### [EXERCISE INSTRUCTIONS]
Calculate how many lines in the following records hold the word "cities", and report that number without comment.

### [TASK DATA]
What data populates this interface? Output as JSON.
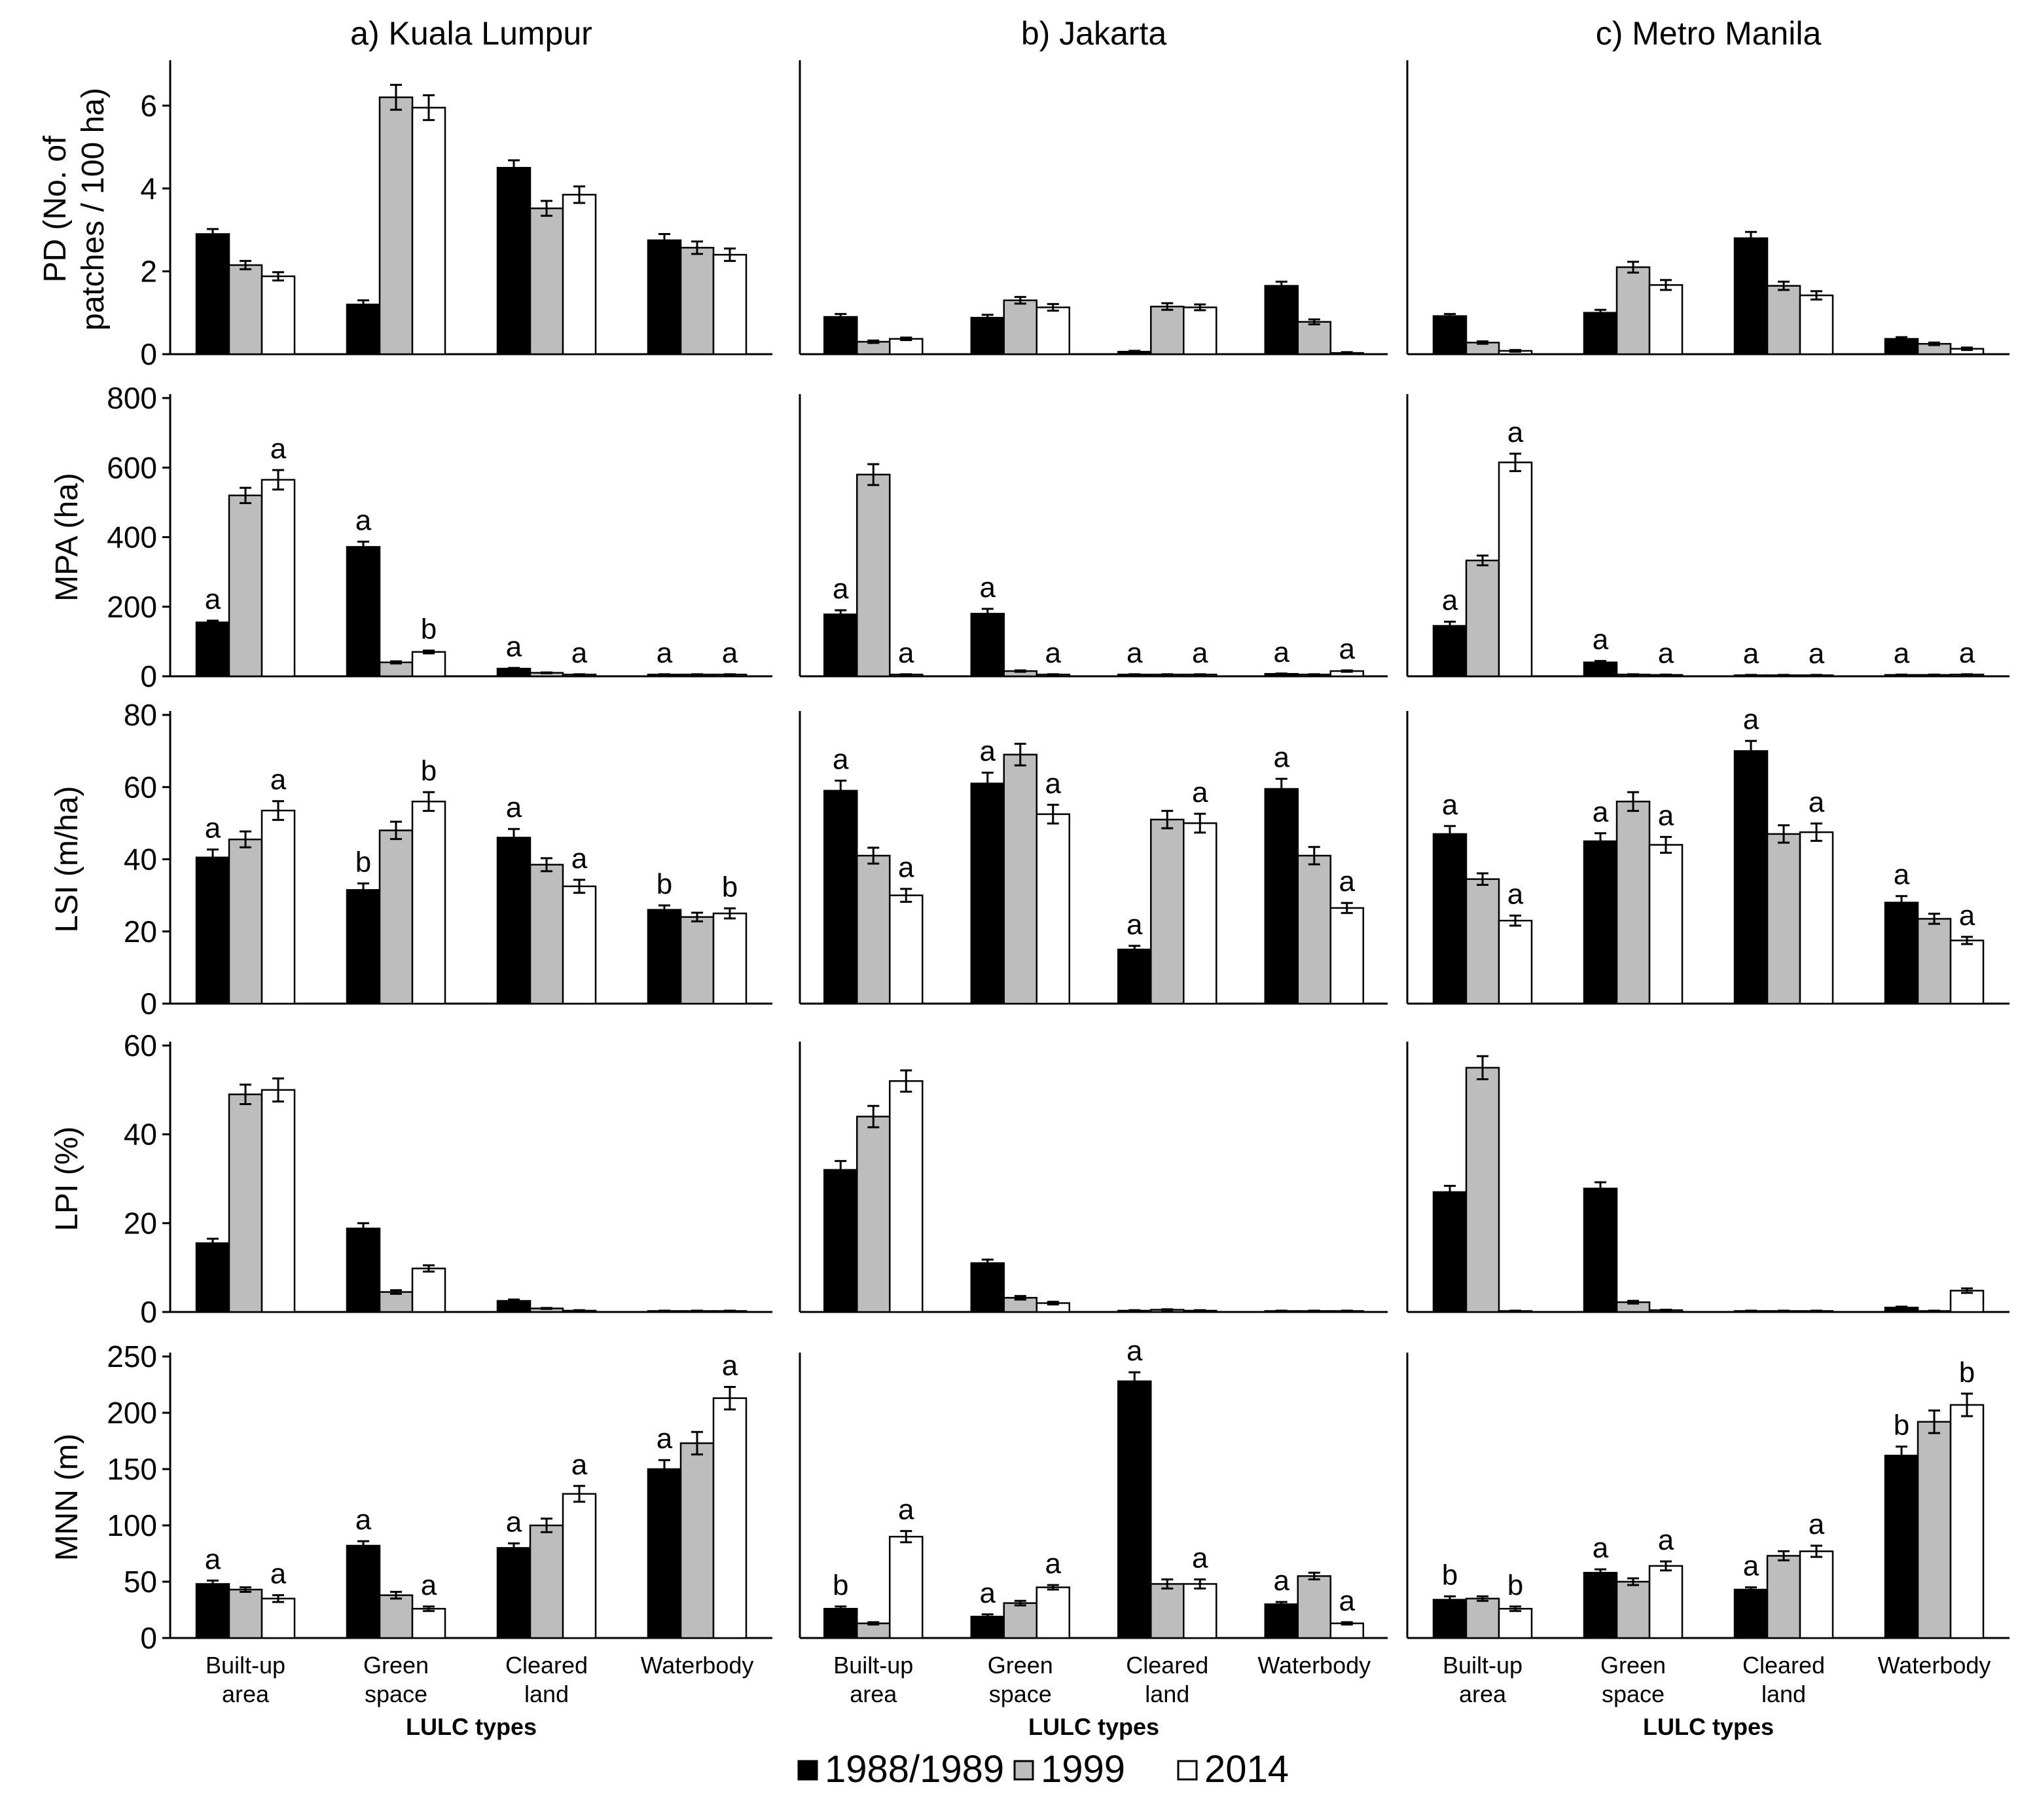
{
  "chart_data": {
    "type": "bar",
    "layout": "grouped bar chart grid, 5 metrics x 3 cities",
    "cities": [
      "a) Kuala Lumpur",
      "b) Jakarta",
      "c) Metro Manila"
    ],
    "categories": [
      "Built-up area",
      "Green space",
      "Cleared land",
      "Waterbody"
    ],
    "category_lines": [
      [
        "Built-up",
        "area"
      ],
      [
        "Green",
        "space"
      ],
      [
        "Cleared",
        "land"
      ],
      [
        "Waterbody"
      ]
    ],
    "xlabel": "LULC types",
    "series_names": [
      "1988/1989",
      "1999",
      "2014"
    ],
    "series_colors": [
      "#000000",
      "#bdbdbd",
      "#ffffff"
    ],
    "metrics": [
      {
        "id": "PD",
        "ylabel": [
          "PD (No. of",
          "patches / 100 ha)"
        ],
        "ylim": [
          0,
          7
        ],
        "ticks": [
          0,
          2,
          4,
          6
        ],
        "values": [
          [
            [
              2.9,
              2.15,
              1.88
            ],
            [
              1.2,
              6.2,
              5.95
            ],
            [
              4.5,
              3.52,
              3.85
            ],
            [
              2.75,
              2.57,
              2.4
            ]
          ],
          [
            [
              0.9,
              0.3,
              0.37
            ],
            [
              0.88,
              1.3,
              1.13
            ],
            [
              0.06,
              1.15,
              1.13
            ],
            [
              1.65,
              0.78,
              0.03
            ]
          ],
          [
            [
              0.92,
              0.28,
              0.08
            ],
            [
              1.0,
              2.1,
              1.67
            ],
            [
              2.8,
              1.65,
              1.42
            ],
            [
              0.37,
              0.25,
              0.13
            ]
          ]
        ],
        "errors": [
          [
            [
              0.12,
              0.1,
              0.1
            ],
            [
              0.1,
              0.3,
              0.3
            ],
            [
              0.18,
              0.18,
              0.2
            ],
            [
              0.15,
              0.15,
              0.15
            ]
          ],
          [
            [
              0.07,
              0.03,
              0.03
            ],
            [
              0.07,
              0.08,
              0.08
            ],
            [
              0.02,
              0.08,
              0.07
            ],
            [
              0.1,
              0.06,
              0.02
            ]
          ],
          [
            [
              0.05,
              0.03,
              0.02
            ],
            [
              0.07,
              0.13,
              0.12
            ],
            [
              0.15,
              0.1,
              0.1
            ],
            [
              0.04,
              0.03,
              0.03
            ]
          ]
        ],
        "letters": [
          [
            [
              "",
              "",
              ""
            ],
            [
              "",
              "",
              ""
            ],
            [
              "",
              "",
              ""
            ],
            [
              "",
              "",
              ""
            ]
          ],
          [
            [
              "",
              "",
              ""
            ],
            [
              "",
              "",
              ""
            ],
            [
              "",
              "",
              ""
            ],
            [
              "",
              "",
              ""
            ]
          ],
          [
            [
              "",
              "",
              ""
            ],
            [
              "",
              "",
              ""
            ],
            [
              "",
              "",
              ""
            ],
            [
              "",
              "",
              ""
            ]
          ]
        ]
      },
      {
        "id": "MPA",
        "ylabel": [
          "MPA (ha)"
        ],
        "ylim": [
          0,
          800
        ],
        "ticks": [
          0,
          200,
          400,
          600,
          800
        ],
        "values": [
          [
            [
              155,
              520,
              565
            ],
            [
              372,
              40,
              70
            ],
            [
              22,
              10,
              5
            ],
            [
              5,
              5,
              5
            ]
          ],
          [
            [
              178,
              580,
              5
            ],
            [
              180,
              15,
              5
            ],
            [
              5,
              5,
              5
            ],
            [
              7,
              5,
              15
            ]
          ],
          [
            [
              145,
              333,
              615
            ],
            [
              40,
              5,
              4
            ],
            [
              3,
              3,
              3
            ],
            [
              4,
              4,
              5
            ]
          ]
        ],
        "errors": [
          [
            [
              5,
              22,
              28
            ],
            [
              15,
              3,
              4
            ],
            [
              2,
              1,
              1
            ],
            [
              1,
              1,
              1
            ]
          ],
          [
            [
              12,
              30,
              1
            ],
            [
              14,
              2,
              1
            ],
            [
              1,
              1,
              1
            ],
            [
              1,
              1,
              2
            ]
          ],
          [
            [
              12,
              14,
              25
            ],
            [
              4,
              1,
              1
            ],
            [
              1,
              1,
              1
            ],
            [
              1,
              1,
              1
            ]
          ]
        ],
        "letters": [
          [
            [
              "a",
              "",
              "a"
            ],
            [
              "a",
              "",
              "b"
            ],
            [
              "a",
              "",
              "a"
            ],
            [
              "a",
              "",
              "a"
            ]
          ],
          [
            [
              "a",
              "",
              "a"
            ],
            [
              "a",
              "",
              "a"
            ],
            [
              "a",
              "",
              "a"
            ],
            [
              "a",
              "",
              "a"
            ]
          ],
          [
            [
              "a",
              "",
              "a"
            ],
            [
              "a",
              "",
              "a"
            ],
            [
              "a",
              "",
              "a"
            ],
            [
              "a",
              "",
              "a"
            ]
          ]
        ]
      },
      {
        "id": "LSI",
        "ylabel": [
          "LSI (m/ha)"
        ],
        "ylim": [
          0,
          80
        ],
        "ticks": [
          0,
          20,
          40,
          60,
          80
        ],
        "values": [
          [
            [
              40.5,
              45.5,
              53.5
            ],
            [
              31.5,
              48.0,
              56.0
            ],
            [
              46.0,
              38.5,
              32.5
            ],
            [
              26.0,
              24.0,
              25.0
            ]
          ],
          [
            [
              59.0,
              41.0,
              30.0
            ],
            [
              61.0,
              69.0,
              52.5
            ],
            [
              15.0,
              51.0,
              50.0
            ],
            [
              59.5,
              41.0,
              26.5
            ]
          ],
          [
            [
              47.0,
              34.5,
              23.0
            ],
            [
              45.0,
              56.0,
              44.0
            ],
            [
              70.0,
              47.0,
              47.5
            ],
            [
              28.0,
              23.5,
              17.5
            ]
          ]
        ],
        "errors": [
          [
            [
              2.2,
              2.2,
              2.6
            ],
            [
              1.8,
              2.4,
              2.6
            ],
            [
              2.4,
              1.8,
              1.8
            ],
            [
              1.2,
              1.2,
              1.4
            ]
          ],
          [
            [
              2.8,
              2.2,
              1.8
            ],
            [
              3.0,
              3.0,
              2.6
            ],
            [
              1.0,
              2.4,
              2.6
            ],
            [
              2.8,
              2.4,
              1.4
            ]
          ],
          [
            [
              2.2,
              1.6,
              1.4
            ],
            [
              2.2,
              2.6,
              2.2
            ],
            [
              2.8,
              2.4,
              2.4
            ],
            [
              1.8,
              1.4,
              1.0
            ]
          ]
        ],
        "letters": [
          [
            [
              "a",
              "",
              "a"
            ],
            [
              "b",
              "",
              "b"
            ],
            [
              "a",
              "",
              "a"
            ],
            [
              "b",
              "",
              "b"
            ]
          ],
          [
            [
              "a",
              "",
              "a"
            ],
            [
              "a",
              "",
              "a"
            ],
            [
              "a",
              "",
              "a"
            ],
            [
              "a",
              "",
              "a"
            ]
          ],
          [
            [
              "a",
              "",
              "a"
            ],
            [
              "a",
              "",
              "a"
            ],
            [
              "a",
              "",
              "a"
            ],
            [
              "a",
              "",
              "a"
            ]
          ]
        ]
      },
      {
        "id": "LPI",
        "ylabel": [
          "LPI (%)"
        ],
        "ylim": [
          0,
          60
        ],
        "ticks": [
          0,
          20,
          40,
          60
        ],
        "values": [
          [
            [
              15.5,
              49.0,
              50.0
            ],
            [
              18.8,
              4.5,
              9.8
            ],
            [
              2.5,
              0.8,
              0.3
            ],
            [
              0.2,
              0.2,
              0.2
            ]
          ],
          [
            [
              32.0,
              44.0,
              52.0
            ],
            [
              11.0,
              3.2,
              2.0
            ],
            [
              0.3,
              0.5,
              0.3
            ],
            [
              0.2,
              0.2,
              0.2
            ]
          ],
          [
            [
              27.0,
              55.0,
              0.2
            ],
            [
              27.8,
              2.2,
              0.4
            ],
            [
              0.2,
              0.2,
              0.2
            ],
            [
              1.0,
              0.2,
              4.8
            ]
          ]
        ],
        "errors": [
          [
            [
              1.0,
              2.2,
              2.6
            ],
            [
              1.2,
              0.4,
              0.7
            ],
            [
              0.3,
              0.1,
              0.1
            ],
            [
              0.1,
              0.1,
              0.1
            ]
          ],
          [
            [
              2.0,
              2.4,
              2.4
            ],
            [
              0.8,
              0.4,
              0.3
            ],
            [
              0.1,
              0.1,
              0.1
            ],
            [
              0.1,
              0.1,
              0.1
            ]
          ],
          [
            [
              1.4,
              2.6,
              0.1
            ],
            [
              1.4,
              0.3,
              0.1
            ],
            [
              0.1,
              0.1,
              0.1
            ],
            [
              0.2,
              0.1,
              0.5
            ]
          ]
        ],
        "letters": [
          [
            [
              "",
              "",
              ""
            ],
            [
              "",
              "",
              ""
            ],
            [
              "",
              "",
              ""
            ],
            [
              "",
              "",
              ""
            ]
          ],
          [
            [
              "",
              "",
              ""
            ],
            [
              "",
              "",
              ""
            ],
            [
              "",
              "",
              ""
            ],
            [
              "",
              "",
              ""
            ]
          ],
          [
            [
              "",
              "",
              ""
            ],
            [
              "",
              "",
              ""
            ],
            [
              "",
              "",
              ""
            ],
            [
              "",
              "",
              ""
            ]
          ]
        ]
      },
      {
        "id": "MNN",
        "ylabel": [
          "MNN (m)"
        ],
        "ylim": [
          0,
          250
        ],
        "ticks": [
          0,
          50,
          100,
          150,
          200,
          250
        ],
        "values": [
          [
            [
              48,
              43,
              35
            ],
            [
              82,
              38,
              26
            ],
            [
              80,
              100,
              128
            ],
            [
              150,
              173,
              213
            ]
          ],
          [
            [
              26,
              13,
              90
            ],
            [
              19,
              31,
              45
            ],
            [
              228,
              48,
              48
            ],
            [
              30,
              55,
              13
            ]
          ],
          [
            [
              34,
              35,
              26
            ],
            [
              58,
              50,
              64
            ],
            [
              43,
              73,
              77
            ],
            [
              162,
              192,
              207
            ]
          ]
        ],
        "errors": [
          [
            [
              3,
              2,
              3
            ],
            [
              4,
              3,
              2
            ],
            [
              4,
              6,
              7
            ],
            [
              8,
              10,
              10
            ]
          ],
          [
            [
              2,
              1,
              5
            ],
            [
              2,
              2,
              2
            ],
            [
              8,
              4,
              4
            ],
            [
              2,
              3,
              1
            ]
          ],
          [
            [
              3,
              2,
              2
            ],
            [
              3,
              3,
              4
            ],
            [
              2,
              4,
              5
            ],
            [
              8,
              10,
              10
            ]
          ]
        ],
        "letters": [
          [
            [
              "a",
              "",
              "a"
            ],
            [
              "a",
              "",
              "a"
            ],
            [
              "a",
              "",
              "a"
            ],
            [
              "a",
              "",
              "a"
            ]
          ],
          [
            [
              "b",
              "",
              "a"
            ],
            [
              "a",
              "",
              "a"
            ],
            [
              "a",
              "",
              "a"
            ],
            [
              "a",
              "",
              "a"
            ]
          ],
          [
            [
              "b",
              "",
              "b"
            ],
            [
              "a",
              "",
              "a"
            ],
            [
              "a",
              "",
              "a"
            ],
            [
              "b",
              "",
              "b"
            ]
          ]
        ]
      }
    ]
  }
}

### [SOLUTION TO THE EXERCISE]
2